Write out the full set of records exactly. Any pictures in them do not belong in the copy.
+===+
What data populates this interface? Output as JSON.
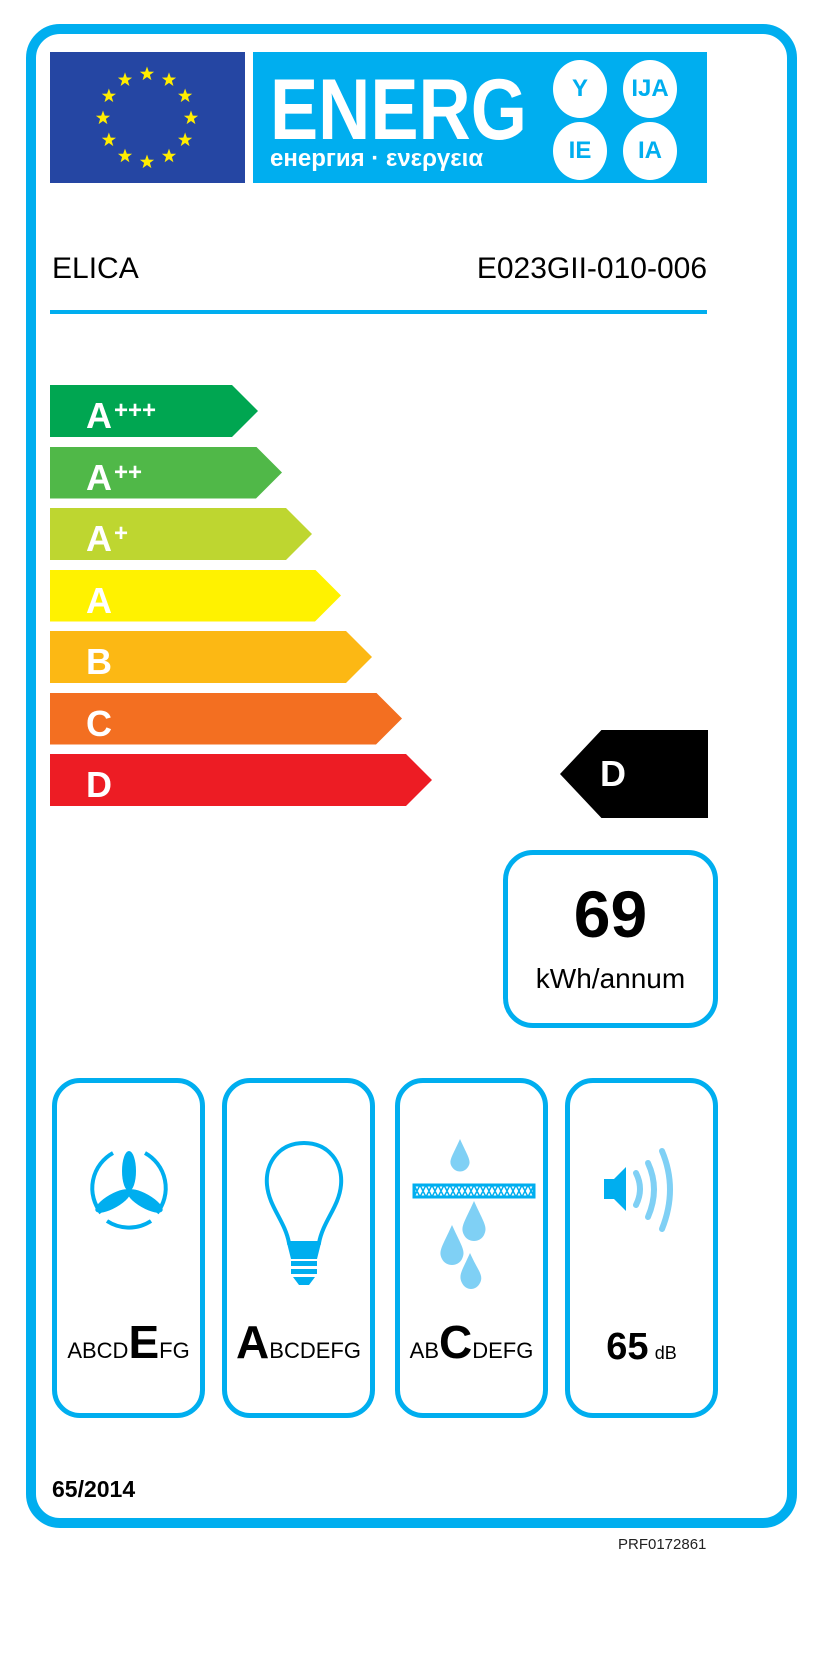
{
  "header": {
    "energy_word": "ENERG",
    "energy_sub": "енергия · ενεργεια",
    "circles": [
      "Y",
      "IJA",
      "IE",
      "IA"
    ]
  },
  "supplier": "ELICA",
  "model": "E023GII-010-006",
  "classes": [
    {
      "letter": "A",
      "plus": "+++",
      "color": "#00a651"
    },
    {
      "letter": "A",
      "plus": "++",
      "color": "#50b848"
    },
    {
      "letter": "A",
      "plus": "+",
      "color": "#bed630"
    },
    {
      "letter": "A",
      "plus": "",
      "color": "#fff200"
    },
    {
      "letter": "B",
      "plus": "",
      "color": "#fcb814"
    },
    {
      "letter": "C",
      "plus": "",
      "color": "#f36f21"
    },
    {
      "letter": "D",
      "plus": "",
      "color": "#ed1c24"
    }
  ],
  "rating": "D",
  "consumption": {
    "value": "69",
    "unit": "kWh/annum"
  },
  "fluid_dynamic": {
    "before": "ABCD",
    "selected": "E",
    "after": "FG",
    "icon": "fan-icon"
  },
  "lighting": {
    "before": "",
    "selected": "A",
    "after": "BCDEFG",
    "icon": "light-bulb-icon"
  },
  "grease_filtering": {
    "before": "AB",
    "selected": "C",
    "after": "DEFG",
    "icon": "grease-filter-icon"
  },
  "noise": {
    "value": "65",
    "unit": "dB",
    "icon": "speaker-icon"
  },
  "regulation": "65/2014",
  "product_code": "PRF0172861",
  "colors": {
    "accent": "#00aeef",
    "flag": "#2546a3",
    "stars": "#ffed00"
  }
}
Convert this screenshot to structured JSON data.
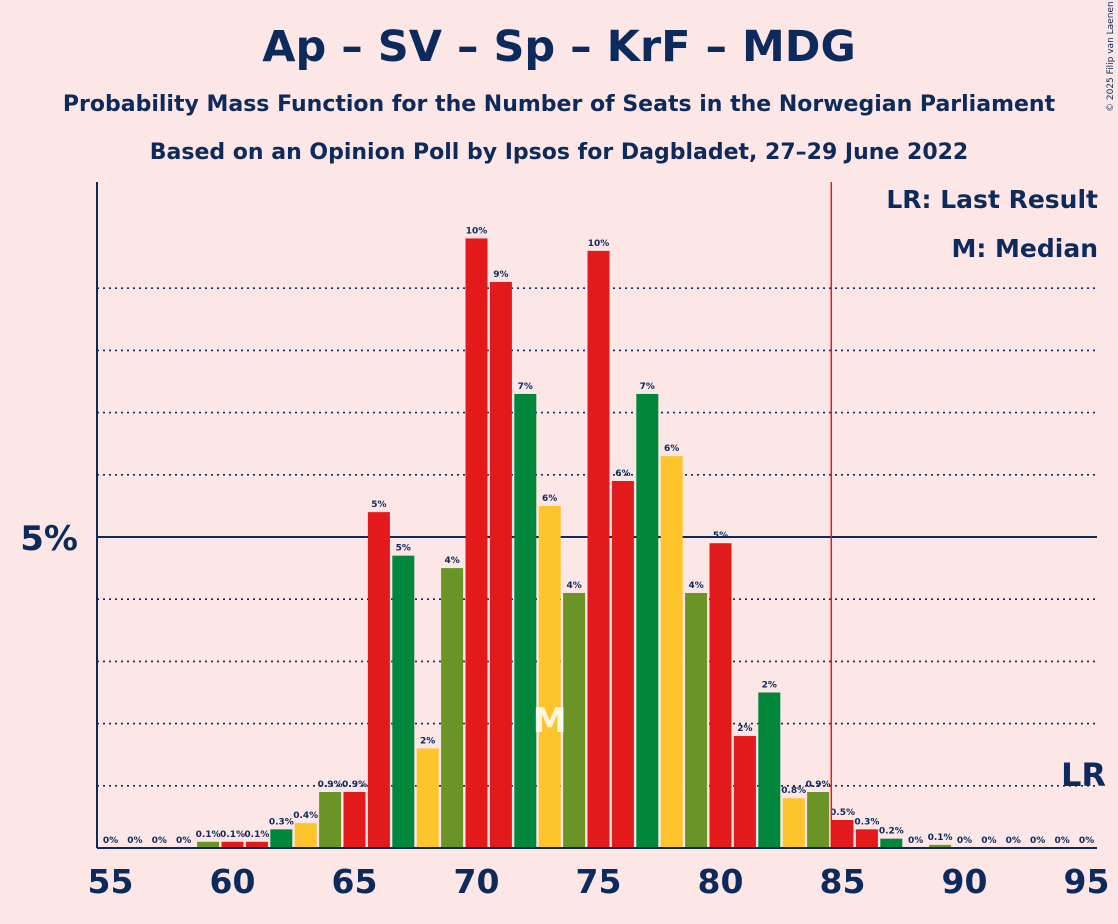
{
  "title": "Ap – SV – Sp – KrF – MDG",
  "subtitle": "Probability Mass Function for the Number of Seats in the Norwegian Parliament",
  "subtitle2": "Based on an Opinion Poll by Ipsos for Dagbladet, 27–29 June 2022",
  "copyright": "© 2025 Filip van Laenen",
  "legend": {
    "last_result": "LR: Last Result",
    "median": "M: Median"
  },
  "chart_data": {
    "type": "bar",
    "x": [
      55,
      56,
      57,
      58,
      59,
      60,
      61,
      62,
      63,
      64,
      65,
      66,
      67,
      68,
      69,
      70,
      71,
      72,
      73,
      74,
      75,
      76,
      77,
      78,
      79,
      80,
      81,
      82,
      83,
      84,
      85,
      86,
      87,
      88,
      89,
      90,
      91,
      92,
      93,
      94,
      95
    ],
    "values": [
      0,
      0,
      0,
      0,
      0.1,
      0.1,
      0.1,
      0.3,
      0.4,
      0.9,
      0.9,
      5.4,
      4.7,
      1.6,
      4.5,
      9.8,
      9.1,
      7.3,
      5.5,
      4.1,
      9.6,
      5.9,
      7.3,
      6.3,
      4.1,
      4.9,
      1.8,
      2.5,
      0.8,
      0.9,
      0.45,
      0.3,
      0.15,
      0,
      0.05,
      0,
      0,
      0,
      0,
      0,
      0
    ],
    "labels": [
      "0%",
      "0%",
      "0%",
      "0%",
      "0.1%",
      "0.1%",
      "0.1%",
      "0.3%",
      "0.4%",
      "0.9%",
      "0.9%",
      "5%",
      "5%",
      "2%",
      "4%",
      "10%",
      "9%",
      "7%",
      "6%",
      "4%",
      "10%",
      "6%",
      "7%",
      "6%",
      "4%",
      "5%",
      "2%",
      "2%",
      "0.8%",
      "0.9%",
      "0.5%",
      "0.3%",
      "0.2%",
      "0%",
      "0.1%",
      "0%",
      "0%",
      "0%",
      "0%",
      "0%",
      "0%"
    ],
    "colors": [
      "#e31a1c",
      "#e31a1c",
      "#e31a1c",
      "#00873c",
      "#6b9427",
      "#e31a1c",
      "#e31a1c",
      "#00873c",
      "#fec42c",
      "#6b9427",
      "#e31a1c",
      "#e31a1c",
      "#00873c",
      "#fec42c",
      "#6b9427",
      "#e31a1c",
      "#e31a1c",
      "#00873c",
      "#fec42c",
      "#6b9427",
      "#e31a1c",
      "#e31a1c",
      "#00873c",
      "#fec42c",
      "#6b9427",
      "#e31a1c",
      "#e31a1c",
      "#00873c",
      "#fec42c",
      "#6b9427",
      "#e31a1c",
      "#e31a1c",
      "#00873c",
      "#fec42c",
      "#6b9427",
      "#e31a1c",
      "#e31a1c",
      "#00873c",
      "#fec42c",
      "#6b9427",
      "#e31a1c"
    ],
    "xticks": [
      55,
      60,
      65,
      70,
      75,
      80,
      85,
      90,
      95
    ],
    "ytick_label": "5%",
    "ytick_value": 5,
    "ylim": [
      0,
      11
    ],
    "gridlines": [
      1,
      2,
      3,
      4,
      6,
      7,
      8,
      9
    ],
    "last_result_seat": 85,
    "median_seat": 73,
    "median_marker": "M",
    "lr_marker": "LR"
  }
}
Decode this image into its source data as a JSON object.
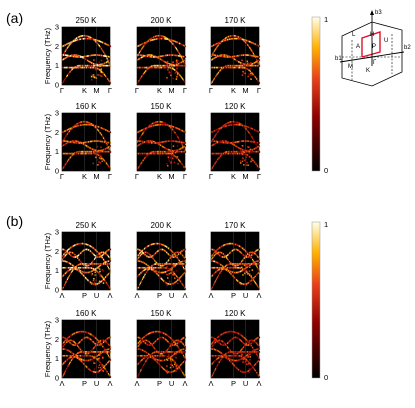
{
  "figure": {
    "panels": [
      {
        "label": "(a)",
        "kpath": [
          "Γ",
          "K",
          "M",
          "Γ"
        ],
        "ylabel": "Frequency (THz)",
        "yticks": [
          "0",
          "1",
          "2",
          "3"
        ],
        "colorbar": {
          "max": "1",
          "min": "0"
        },
        "temperatures": [
          "250 K",
          "200 K",
          "170 K",
          "160 K",
          "150 K",
          "120 K"
        ]
      },
      {
        "label": "(b)",
        "kpath": [
          "Λ",
          "P",
          "U",
          "Λ"
        ],
        "ylabel": "Frequency (THz)",
        "yticks": [
          "0",
          "1",
          "2",
          "3"
        ],
        "colorbar": {
          "max": "1",
          "min": "0"
        },
        "temperatures": [
          "250 K",
          "200 K",
          "170 K",
          "160 K",
          "150 K",
          "120 K"
        ]
      }
    ],
    "brillouin_zone": {
      "labels": [
        "b3",
        "b2",
        "b1",
        "Γ",
        "M",
        "K",
        "H",
        "L",
        "P",
        "A",
        "U"
      ]
    }
  },
  "chart_data": [
    {
      "type": "heatmap",
      "panel": "(a)",
      "xticks": [
        "Γ",
        "K",
        "M",
        "Γ"
      ],
      "ylabel": "Frequency (THz)",
      "ylim": [
        0,
        3
      ],
      "yticks": [
        0,
        1,
        2,
        3
      ],
      "colorbar_range": [
        0,
        1
      ],
      "colormap": "black-red-yellow-white",
      "subplots": [
        "250 K",
        "200 K",
        "170 K",
        "160 K",
        "150 K",
        "120 K"
      ]
    },
    {
      "type": "heatmap",
      "panel": "(b)",
      "xticks": [
        "Λ",
        "P",
        "U",
        "Λ"
      ],
      "ylabel": "Frequency (THz)",
      "ylim": [
        0,
        3
      ],
      "yticks": [
        0,
        1,
        2,
        3
      ],
      "colorbar_range": [
        0,
        1
      ],
      "colormap": "black-red-yellow-white",
      "subplots": [
        "250 K",
        "200 K",
        "170 K",
        "160 K",
        "150 K",
        "120 K"
      ]
    }
  ]
}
+===+
*Exercise solution*:
What data populates this interface? Output as JSON.
{
  "header": {
    "energy_word": "ENERG",
    "energy_sub": "енергия · ενεργεια",
    "circles": [
      "Y",
      "IJA",
      "IE",
      "IA"
    ]
  },
  "supplier": "ELICA",
  "model": "E023GII-010-006",
  "classes": [
    {
      "letter": "A",
      "plus": "+++",
      "color": "#00a651"
    },
    {
      "letter": "A",
      "plus": "++",
      "color": "#50b848"
    },
    {
      "letter": "A",
      "plus": "+",
      "color": "#bed630"
    },
    {
      "letter": "A",
      "plus": "",
      "color": "#fff200"
    },
    {
      "letter": "B",
      "plus": "",
      "color": "#fcb814"
    },
    {
      "letter": "C",
      "plus": "",
      "color": "#f36f21"
    },
    {
      "letter": "D",
      "plus": "",
      "color": "#ed1c24"
    }
  ],
  "rating": "D",
  "consumption": {
    "value": "69",
    "unit": "kWh/annum"
  },
  "fluid_dynamic": {
    "before": "ABCD",
    "selected": "E",
    "after": "FG",
    "icon": "fan-icon"
  },
  "lighting": {
    "before": "",
    "selected": "A",
    "after": "BCDEFG",
    "icon": "light-bulb-icon"
  },
  "grease_filtering": {
    "before": "AB",
    "selected": "C",
    "after": "DEFG",
    "icon": "grease-filter-icon"
  },
  "noise": {
    "value": "65",
    "unit": "dB",
    "icon": "speaker-icon"
  },
  "regulation": "65/2014",
  "product_code": "PRF0172861",
  "colors": {
    "accent": "#00aeef",
    "flag": "#2546a3",
    "stars": "#ffed00"
  }
}
Convert this screenshot to structured JSON data.
{
  "title": "Ap – SV – Sp – KrF – MDG",
  "subtitle": "Probability Mass Function for the Number of Seats in the Norwegian Parliament",
  "subtitle2": "Based on an Opinion Poll by Ipsos for Dagbladet, 27–29 June 2022",
  "copyright": "© 2025 Filip van Laenen",
  "legend": {
    "last_result": "LR: Last Result",
    "median": "M: Median"
  },
  "chart_data": {
    "type": "bar",
    "x": [
      55,
      56,
      57,
      58,
      59,
      60,
      61,
      62,
      63,
      64,
      65,
      66,
      67,
      68,
      69,
      70,
      71,
      72,
      73,
      74,
      75,
      76,
      77,
      78,
      79,
      80,
      81,
      82,
      83,
      84,
      85,
      86,
      87,
      88,
      89,
      90,
      91,
      92,
      93,
      94,
      95
    ],
    "values": [
      0,
      0,
      0,
      0,
      0.1,
      0.1,
      0.1,
      0.3,
      0.4,
      0.9,
      0.9,
      5.4,
      4.7,
      1.6,
      4.5,
      9.8,
      9.1,
      7.3,
      5.5,
      4.1,
      9.6,
      5.9,
      7.3,
      6.3,
      4.1,
      4.9,
      1.8,
      2.5,
      0.8,
      0.9,
      0.45,
      0.3,
      0.15,
      0,
      0.05,
      0,
      0,
      0,
      0,
      0,
      0
    ],
    "labels": [
      "0%",
      "0%",
      "0%",
      "0%",
      "0.1%",
      "0.1%",
      "0.1%",
      "0.3%",
      "0.4%",
      "0.9%",
      "0.9%",
      "5%",
      "5%",
      "2%",
      "4%",
      "10%",
      "9%",
      "7%",
      "6%",
      "4%",
      "10%",
      "6%",
      "7%",
      "6%",
      "4%",
      "5%",
      "2%",
      "2%",
      "0.8%",
      "0.9%",
      "0.5%",
      "0.3%",
      "0.2%",
      "0%",
      "0.1%",
      "0%",
      "0%",
      "0%",
      "0%",
      "0%",
      "0%"
    ],
    "colors": [
      "#e31a1c",
      "#e31a1c",
      "#e31a1c",
      "#00873c",
      "#6b9427",
      "#e31a1c",
      "#e31a1c",
      "#00873c",
      "#fec42c",
      "#6b9427",
      "#e31a1c",
      "#e31a1c",
      "#00873c",
      "#fec42c",
      "#6b9427",
      "#e31a1c",
      "#e31a1c",
      "#00873c",
      "#fec42c",
      "#6b9427",
      "#e31a1c",
      "#e31a1c",
      "#00873c",
      "#fec42c",
      "#6b9427",
      "#e31a1c",
      "#e31a1c",
      "#00873c",
      "#fec42c",
      "#6b9427",
      "#e31a1c",
      "#e31a1c",
      "#00873c",
      "#fec42c",
      "#6b9427",
      "#e31a1c",
      "#e31a1c",
      "#00873c",
      "#fec42c",
      "#6b9427",
      "#e31a1c"
    ],
    "xticks": [
      55,
      60,
      65,
      70,
      75,
      80,
      85,
      90,
      95
    ],
    "ytick_label": "5%",
    "ytick_value": 5,
    "ylim": [
      0,
      11
    ],
    "gridlines": [
      1,
      2,
      3,
      4,
      6,
      7,
      8,
      9
    ],
    "last_result_seat": 85,
    "median_seat": 73,
    "median_marker": "M",
    "lr_marker": "LR"
  }
}
Decode this image into its source data as a JSON object.
{
  "figure": {
    "panels": [
      {
        "label": "(a)",
        "kpath": [
          "Γ",
          "K",
          "M",
          "Γ"
        ],
        "ylabel": "Frequency (THz)",
        "yticks": [
          "0",
          "1",
          "2",
          "3"
        ],
        "colorbar": {
          "max": "1",
          "min": "0"
        },
        "temperatures": [
          "250 K",
          "200 K",
          "170 K",
          "160 K",
          "150 K",
          "120 K"
        ]
      },
      {
        "label": "(b)",
        "kpath": [
          "Λ",
          "P",
          "U",
          "Λ"
        ],
        "ylabel": "Frequency (THz)",
        "yticks": [
          "0",
          "1",
          "2",
          "3"
        ],
        "colorbar": {
          "max": "1",
          "min": "0"
        },
        "temperatures": [
          "250 K",
          "200 K",
          "170 K",
          "160 K",
          "150 K",
          "120 K"
        ]
      }
    ],
    "brillouin_zone": {
      "labels": [
        "b3",
        "b2",
        "b1",
        "Γ",
        "M",
        "K",
        "H",
        "L",
        "P",
        "A",
        "U"
      ]
    }
  },
  "chart_data": [
    {
      "type": "heatmap",
      "panel": "(a)",
      "xticks": [
        "Γ",
        "K",
        "M",
        "Γ"
      ],
      "ylabel": "Frequency (THz)",
      "ylim": [
        0,
        3
      ],
      "yticks": [
        0,
        1,
        2,
        3
      ],
      "colorbar_range": [
        0,
        1
      ],
      "colormap": "black-red-yellow-white",
      "subplots": [
        "250 K",
        "200 K",
        "170 K",
        "160 K",
        "150 K",
        "120 K"
      ]
    },
    {
      "type": "heatmap",
      "panel": "(b)",
      "xticks": [
        "Λ",
        "P",
        "U",
        "Λ"
      ],
      "ylabel": "Frequency (THz)",
      "ylim": [
        0,
        3
      ],
      "yticks": [
        0,
        1,
        2,
        3
      ],
      "colorbar_range": [
        0,
        1
      ],
      "colormap": "black-red-yellow-white",
      "subplots": [
        "250 K",
        "200 K",
        "170 K",
        "160 K",
        "150 K",
        "120 K"
      ]
    }
  ]
}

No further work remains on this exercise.